*To be done*
Locate each line below that includes "text" and reproduce it.

** BEGIN Given information **

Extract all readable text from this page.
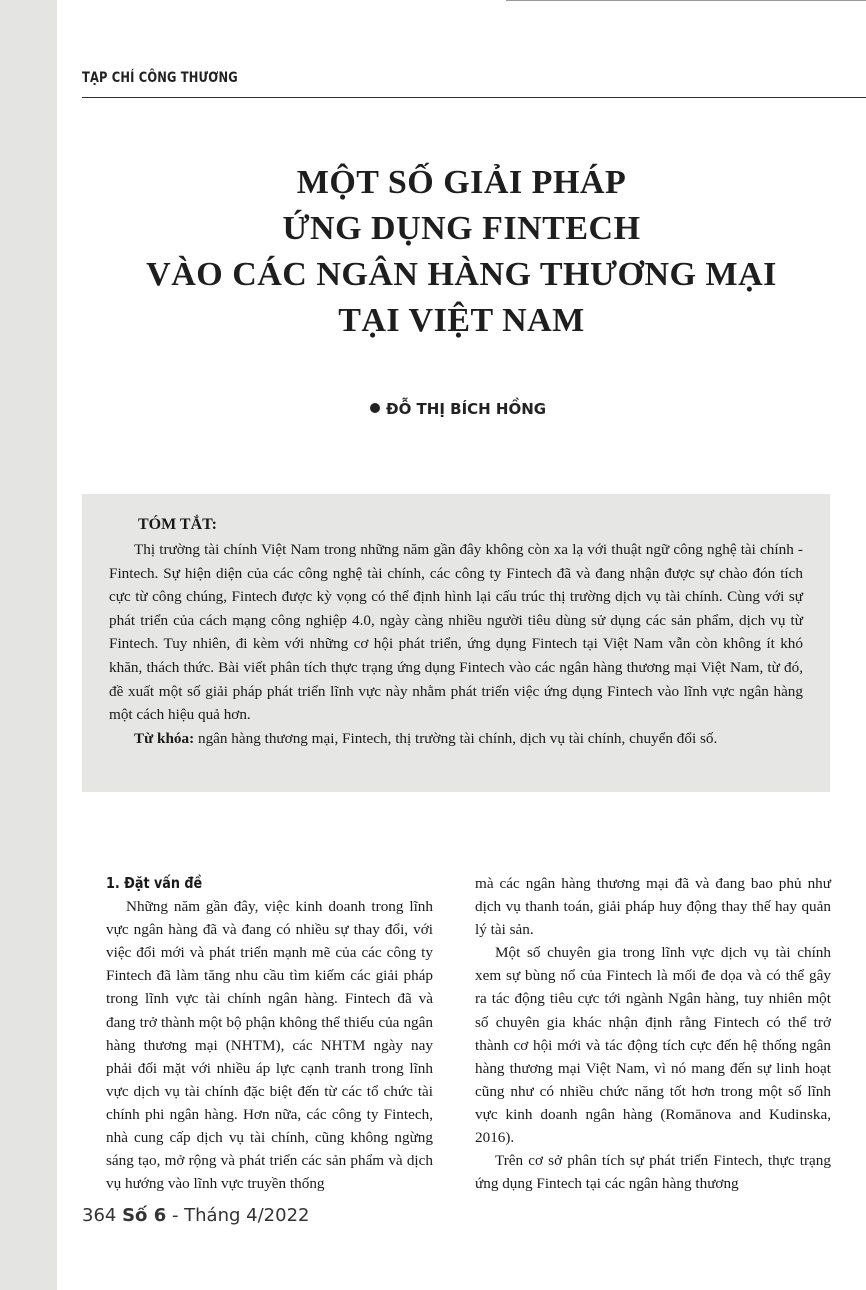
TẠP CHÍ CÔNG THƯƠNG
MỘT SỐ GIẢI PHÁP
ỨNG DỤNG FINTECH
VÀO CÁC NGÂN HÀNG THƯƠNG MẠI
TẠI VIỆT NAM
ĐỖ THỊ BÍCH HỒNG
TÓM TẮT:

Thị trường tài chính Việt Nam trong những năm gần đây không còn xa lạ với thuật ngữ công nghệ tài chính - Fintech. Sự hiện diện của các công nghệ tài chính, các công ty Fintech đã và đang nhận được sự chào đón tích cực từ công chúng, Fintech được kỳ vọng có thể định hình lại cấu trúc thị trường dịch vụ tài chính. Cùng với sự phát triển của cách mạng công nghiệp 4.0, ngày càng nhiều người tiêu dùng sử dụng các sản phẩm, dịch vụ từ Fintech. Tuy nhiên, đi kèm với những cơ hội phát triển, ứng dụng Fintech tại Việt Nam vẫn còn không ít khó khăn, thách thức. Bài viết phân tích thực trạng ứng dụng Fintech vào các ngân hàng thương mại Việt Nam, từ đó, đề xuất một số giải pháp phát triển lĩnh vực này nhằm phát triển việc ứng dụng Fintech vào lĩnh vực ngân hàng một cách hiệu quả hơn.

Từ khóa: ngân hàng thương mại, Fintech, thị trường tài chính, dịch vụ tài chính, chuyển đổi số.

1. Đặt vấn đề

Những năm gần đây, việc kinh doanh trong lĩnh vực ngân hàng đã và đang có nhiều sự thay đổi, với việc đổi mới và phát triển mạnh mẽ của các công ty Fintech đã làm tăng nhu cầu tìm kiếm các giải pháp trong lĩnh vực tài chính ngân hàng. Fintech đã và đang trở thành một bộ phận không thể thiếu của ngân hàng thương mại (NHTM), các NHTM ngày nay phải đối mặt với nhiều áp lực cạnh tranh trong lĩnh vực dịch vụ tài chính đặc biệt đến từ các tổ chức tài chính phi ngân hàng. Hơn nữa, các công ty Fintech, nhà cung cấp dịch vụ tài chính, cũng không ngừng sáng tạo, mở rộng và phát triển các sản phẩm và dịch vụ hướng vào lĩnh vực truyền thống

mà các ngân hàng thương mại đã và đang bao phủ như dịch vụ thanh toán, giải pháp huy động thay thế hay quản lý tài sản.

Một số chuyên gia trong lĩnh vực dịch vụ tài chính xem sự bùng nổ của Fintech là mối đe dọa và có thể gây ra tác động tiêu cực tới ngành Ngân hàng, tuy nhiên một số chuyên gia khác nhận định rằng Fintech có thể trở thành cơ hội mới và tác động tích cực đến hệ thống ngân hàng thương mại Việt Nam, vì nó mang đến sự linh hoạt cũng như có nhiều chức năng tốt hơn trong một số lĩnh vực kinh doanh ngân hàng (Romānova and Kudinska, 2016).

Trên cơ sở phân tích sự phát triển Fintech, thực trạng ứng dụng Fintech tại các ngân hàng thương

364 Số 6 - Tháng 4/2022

** END Given information **
** BEGIN Given information **

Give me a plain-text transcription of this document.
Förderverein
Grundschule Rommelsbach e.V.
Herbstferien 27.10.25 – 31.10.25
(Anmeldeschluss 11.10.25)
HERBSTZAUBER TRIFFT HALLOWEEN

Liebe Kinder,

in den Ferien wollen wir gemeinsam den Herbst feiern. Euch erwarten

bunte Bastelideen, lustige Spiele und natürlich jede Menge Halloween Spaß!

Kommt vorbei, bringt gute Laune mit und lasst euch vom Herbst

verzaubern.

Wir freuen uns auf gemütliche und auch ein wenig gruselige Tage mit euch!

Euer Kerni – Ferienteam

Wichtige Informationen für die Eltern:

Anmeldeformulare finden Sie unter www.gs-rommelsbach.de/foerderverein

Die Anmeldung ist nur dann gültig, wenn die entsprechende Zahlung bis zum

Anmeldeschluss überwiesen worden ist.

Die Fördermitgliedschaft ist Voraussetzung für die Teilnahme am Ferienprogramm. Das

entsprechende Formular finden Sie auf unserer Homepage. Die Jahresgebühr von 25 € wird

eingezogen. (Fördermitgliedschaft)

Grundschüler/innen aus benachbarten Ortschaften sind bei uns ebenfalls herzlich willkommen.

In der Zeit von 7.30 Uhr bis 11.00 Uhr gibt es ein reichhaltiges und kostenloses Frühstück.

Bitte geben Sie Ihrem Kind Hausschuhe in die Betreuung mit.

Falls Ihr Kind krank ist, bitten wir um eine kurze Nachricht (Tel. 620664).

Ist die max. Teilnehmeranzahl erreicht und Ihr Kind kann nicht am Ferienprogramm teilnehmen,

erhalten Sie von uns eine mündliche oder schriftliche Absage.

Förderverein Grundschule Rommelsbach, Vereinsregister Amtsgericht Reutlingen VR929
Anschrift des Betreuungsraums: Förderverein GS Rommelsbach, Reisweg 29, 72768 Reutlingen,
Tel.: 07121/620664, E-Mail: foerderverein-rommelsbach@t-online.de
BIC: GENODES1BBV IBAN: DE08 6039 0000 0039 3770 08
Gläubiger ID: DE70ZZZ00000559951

** END Given information **

*Output of the exercise*
Extract all readable text from this page.
Give me a plain-text transcription of this document.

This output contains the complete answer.